Description of the task.
Check every line below for the word "page" and copy each one that has it.

Data excerpts.
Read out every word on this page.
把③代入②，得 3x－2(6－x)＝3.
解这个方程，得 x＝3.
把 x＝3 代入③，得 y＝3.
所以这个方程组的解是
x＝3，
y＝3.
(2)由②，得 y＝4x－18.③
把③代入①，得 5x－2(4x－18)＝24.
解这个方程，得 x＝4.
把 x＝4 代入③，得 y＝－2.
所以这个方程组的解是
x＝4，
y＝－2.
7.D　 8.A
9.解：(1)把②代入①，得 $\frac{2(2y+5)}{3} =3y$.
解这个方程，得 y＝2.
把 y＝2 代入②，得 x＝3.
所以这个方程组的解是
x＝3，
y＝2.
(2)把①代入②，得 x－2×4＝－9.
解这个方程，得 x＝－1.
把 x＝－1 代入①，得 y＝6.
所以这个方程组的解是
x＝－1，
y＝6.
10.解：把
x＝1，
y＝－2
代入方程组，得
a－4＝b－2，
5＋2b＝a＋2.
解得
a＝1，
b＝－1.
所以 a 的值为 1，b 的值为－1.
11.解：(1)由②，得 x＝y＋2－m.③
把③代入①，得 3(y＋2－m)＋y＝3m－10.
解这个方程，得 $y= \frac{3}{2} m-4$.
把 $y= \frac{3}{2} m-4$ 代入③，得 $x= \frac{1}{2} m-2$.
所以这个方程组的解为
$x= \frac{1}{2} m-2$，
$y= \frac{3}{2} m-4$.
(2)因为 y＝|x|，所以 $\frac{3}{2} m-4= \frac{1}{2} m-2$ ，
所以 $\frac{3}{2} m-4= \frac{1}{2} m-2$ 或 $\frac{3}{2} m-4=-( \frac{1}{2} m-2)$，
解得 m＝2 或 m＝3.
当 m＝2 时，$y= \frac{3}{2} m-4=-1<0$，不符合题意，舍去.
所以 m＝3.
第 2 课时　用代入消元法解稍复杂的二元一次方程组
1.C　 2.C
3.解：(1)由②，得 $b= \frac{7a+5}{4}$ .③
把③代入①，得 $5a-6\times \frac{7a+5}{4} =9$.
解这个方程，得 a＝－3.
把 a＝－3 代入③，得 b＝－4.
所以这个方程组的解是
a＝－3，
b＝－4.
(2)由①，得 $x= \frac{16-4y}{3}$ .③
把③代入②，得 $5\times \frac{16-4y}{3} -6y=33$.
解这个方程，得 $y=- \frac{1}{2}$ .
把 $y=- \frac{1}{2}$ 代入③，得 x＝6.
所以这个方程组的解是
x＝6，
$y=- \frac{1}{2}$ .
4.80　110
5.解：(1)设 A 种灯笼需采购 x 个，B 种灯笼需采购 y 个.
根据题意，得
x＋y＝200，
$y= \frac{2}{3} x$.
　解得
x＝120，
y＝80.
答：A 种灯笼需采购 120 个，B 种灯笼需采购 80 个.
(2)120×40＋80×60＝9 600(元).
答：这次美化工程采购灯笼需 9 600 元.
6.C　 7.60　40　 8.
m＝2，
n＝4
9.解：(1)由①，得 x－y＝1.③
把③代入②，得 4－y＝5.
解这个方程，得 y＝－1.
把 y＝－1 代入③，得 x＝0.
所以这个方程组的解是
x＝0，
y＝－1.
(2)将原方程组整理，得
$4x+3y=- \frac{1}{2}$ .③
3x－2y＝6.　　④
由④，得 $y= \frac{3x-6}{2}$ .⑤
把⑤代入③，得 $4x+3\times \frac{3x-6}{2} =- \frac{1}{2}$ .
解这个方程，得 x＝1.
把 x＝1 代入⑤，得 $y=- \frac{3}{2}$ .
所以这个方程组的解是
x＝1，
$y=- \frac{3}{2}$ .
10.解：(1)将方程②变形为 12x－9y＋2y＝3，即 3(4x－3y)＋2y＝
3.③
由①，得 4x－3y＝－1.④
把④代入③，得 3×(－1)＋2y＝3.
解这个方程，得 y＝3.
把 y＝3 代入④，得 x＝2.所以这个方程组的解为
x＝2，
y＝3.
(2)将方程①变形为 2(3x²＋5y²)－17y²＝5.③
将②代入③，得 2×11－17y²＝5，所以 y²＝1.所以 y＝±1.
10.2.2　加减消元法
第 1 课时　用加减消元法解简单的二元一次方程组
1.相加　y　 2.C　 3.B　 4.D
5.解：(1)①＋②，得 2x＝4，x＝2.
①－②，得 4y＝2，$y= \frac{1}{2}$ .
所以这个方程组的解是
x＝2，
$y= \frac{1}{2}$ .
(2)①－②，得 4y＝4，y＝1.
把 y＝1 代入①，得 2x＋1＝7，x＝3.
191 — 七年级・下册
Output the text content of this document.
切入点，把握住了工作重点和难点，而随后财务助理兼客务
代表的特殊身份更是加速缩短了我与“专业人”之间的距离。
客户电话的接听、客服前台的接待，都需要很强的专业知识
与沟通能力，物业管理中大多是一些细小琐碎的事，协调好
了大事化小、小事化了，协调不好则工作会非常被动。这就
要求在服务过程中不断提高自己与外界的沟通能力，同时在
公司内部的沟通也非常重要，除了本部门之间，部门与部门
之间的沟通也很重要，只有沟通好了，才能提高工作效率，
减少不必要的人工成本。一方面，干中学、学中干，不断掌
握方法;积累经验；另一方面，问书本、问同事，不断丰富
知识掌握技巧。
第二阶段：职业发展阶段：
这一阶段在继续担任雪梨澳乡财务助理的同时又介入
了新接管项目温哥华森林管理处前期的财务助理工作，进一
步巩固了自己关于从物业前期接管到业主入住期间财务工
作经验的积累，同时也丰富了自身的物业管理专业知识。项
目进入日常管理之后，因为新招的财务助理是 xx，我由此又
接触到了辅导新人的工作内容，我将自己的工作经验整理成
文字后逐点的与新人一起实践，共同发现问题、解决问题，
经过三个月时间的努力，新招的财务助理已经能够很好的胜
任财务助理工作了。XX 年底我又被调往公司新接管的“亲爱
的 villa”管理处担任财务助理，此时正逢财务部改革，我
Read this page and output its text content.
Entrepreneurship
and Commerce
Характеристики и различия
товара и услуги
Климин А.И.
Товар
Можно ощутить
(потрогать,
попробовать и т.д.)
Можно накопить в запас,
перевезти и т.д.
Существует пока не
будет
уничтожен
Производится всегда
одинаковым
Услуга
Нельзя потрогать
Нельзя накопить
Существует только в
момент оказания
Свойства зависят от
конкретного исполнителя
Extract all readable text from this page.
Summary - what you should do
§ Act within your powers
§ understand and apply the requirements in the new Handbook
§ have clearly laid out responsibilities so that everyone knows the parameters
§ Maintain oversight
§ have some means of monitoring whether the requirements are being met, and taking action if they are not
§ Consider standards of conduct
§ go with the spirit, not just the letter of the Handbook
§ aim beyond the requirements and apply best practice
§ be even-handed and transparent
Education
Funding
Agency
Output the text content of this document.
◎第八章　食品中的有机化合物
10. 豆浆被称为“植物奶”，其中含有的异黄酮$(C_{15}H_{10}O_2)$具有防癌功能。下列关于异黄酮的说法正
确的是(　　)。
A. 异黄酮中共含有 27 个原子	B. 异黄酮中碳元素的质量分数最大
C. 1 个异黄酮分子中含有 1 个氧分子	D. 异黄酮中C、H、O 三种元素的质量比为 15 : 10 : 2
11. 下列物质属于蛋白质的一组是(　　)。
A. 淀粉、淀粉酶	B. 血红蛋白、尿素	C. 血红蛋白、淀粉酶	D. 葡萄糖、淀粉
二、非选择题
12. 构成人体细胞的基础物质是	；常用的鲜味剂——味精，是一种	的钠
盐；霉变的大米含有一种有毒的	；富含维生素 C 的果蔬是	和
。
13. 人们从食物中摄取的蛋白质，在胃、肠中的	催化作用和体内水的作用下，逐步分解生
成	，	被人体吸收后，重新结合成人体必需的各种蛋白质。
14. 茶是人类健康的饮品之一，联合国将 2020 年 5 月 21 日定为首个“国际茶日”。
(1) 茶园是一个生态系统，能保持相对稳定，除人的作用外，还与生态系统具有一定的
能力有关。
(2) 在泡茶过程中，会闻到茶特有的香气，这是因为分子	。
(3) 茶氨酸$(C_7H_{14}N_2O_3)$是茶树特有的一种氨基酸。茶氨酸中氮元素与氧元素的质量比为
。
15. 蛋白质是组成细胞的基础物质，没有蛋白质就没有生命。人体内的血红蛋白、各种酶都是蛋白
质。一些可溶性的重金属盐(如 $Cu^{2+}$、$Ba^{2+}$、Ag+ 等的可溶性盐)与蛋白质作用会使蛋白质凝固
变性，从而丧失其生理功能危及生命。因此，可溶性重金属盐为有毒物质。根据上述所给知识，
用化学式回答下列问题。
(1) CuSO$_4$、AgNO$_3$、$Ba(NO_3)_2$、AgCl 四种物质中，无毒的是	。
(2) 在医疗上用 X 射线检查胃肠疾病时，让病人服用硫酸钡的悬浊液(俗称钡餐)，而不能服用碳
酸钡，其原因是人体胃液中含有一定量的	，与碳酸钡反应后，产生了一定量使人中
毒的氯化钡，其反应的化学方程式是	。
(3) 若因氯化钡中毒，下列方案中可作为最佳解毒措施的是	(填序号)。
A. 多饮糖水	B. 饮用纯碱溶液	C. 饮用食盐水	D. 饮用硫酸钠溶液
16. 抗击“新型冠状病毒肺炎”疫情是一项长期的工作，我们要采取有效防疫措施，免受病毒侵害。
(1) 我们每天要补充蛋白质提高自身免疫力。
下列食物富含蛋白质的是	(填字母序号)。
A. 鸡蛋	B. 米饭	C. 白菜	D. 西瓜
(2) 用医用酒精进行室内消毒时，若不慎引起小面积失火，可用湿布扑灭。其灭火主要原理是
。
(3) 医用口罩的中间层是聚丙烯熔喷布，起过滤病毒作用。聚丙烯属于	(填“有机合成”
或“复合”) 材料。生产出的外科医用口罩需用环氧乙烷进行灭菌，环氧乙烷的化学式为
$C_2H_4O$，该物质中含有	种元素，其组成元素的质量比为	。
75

Full output.
Read out every word on this page.
Read this page and output its text content.
Extract all readable text from this page.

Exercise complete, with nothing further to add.